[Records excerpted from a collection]
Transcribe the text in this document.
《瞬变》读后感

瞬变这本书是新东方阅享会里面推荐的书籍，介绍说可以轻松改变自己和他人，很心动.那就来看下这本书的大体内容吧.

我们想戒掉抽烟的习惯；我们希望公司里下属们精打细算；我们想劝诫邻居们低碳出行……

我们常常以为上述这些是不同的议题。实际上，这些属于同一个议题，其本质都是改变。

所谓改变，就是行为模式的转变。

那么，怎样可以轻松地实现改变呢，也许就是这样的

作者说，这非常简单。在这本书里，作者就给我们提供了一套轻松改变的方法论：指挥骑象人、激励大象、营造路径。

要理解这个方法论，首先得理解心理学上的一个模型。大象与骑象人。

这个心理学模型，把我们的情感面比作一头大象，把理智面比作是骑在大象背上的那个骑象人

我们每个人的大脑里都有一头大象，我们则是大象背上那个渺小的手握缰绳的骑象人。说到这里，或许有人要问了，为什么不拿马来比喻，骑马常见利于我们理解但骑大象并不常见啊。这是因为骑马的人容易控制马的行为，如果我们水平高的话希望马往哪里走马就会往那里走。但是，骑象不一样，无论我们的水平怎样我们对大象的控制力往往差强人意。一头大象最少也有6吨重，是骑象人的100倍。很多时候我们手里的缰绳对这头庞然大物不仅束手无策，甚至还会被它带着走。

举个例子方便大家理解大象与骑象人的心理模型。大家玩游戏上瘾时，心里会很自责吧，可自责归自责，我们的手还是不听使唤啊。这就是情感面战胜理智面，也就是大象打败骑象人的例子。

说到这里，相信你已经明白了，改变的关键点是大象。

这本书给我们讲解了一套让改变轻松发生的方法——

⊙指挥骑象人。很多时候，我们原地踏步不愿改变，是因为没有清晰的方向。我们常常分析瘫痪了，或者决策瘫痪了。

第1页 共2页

### Given request
Pull every line containing the word "指挥骑象人" out of the material and copy it.

### Output of the exercise
作者说，这非常简单。在这本书里，作者就给我们提供了一套轻松改变的方法论：指挥骑象人、激励大象、营造路径。
⊙指挥骑象人。很多时候，我们原地踏步不愿改变，是因为没有清晰的方向。我们常常分析瘫痪了，或者决策瘫痪了。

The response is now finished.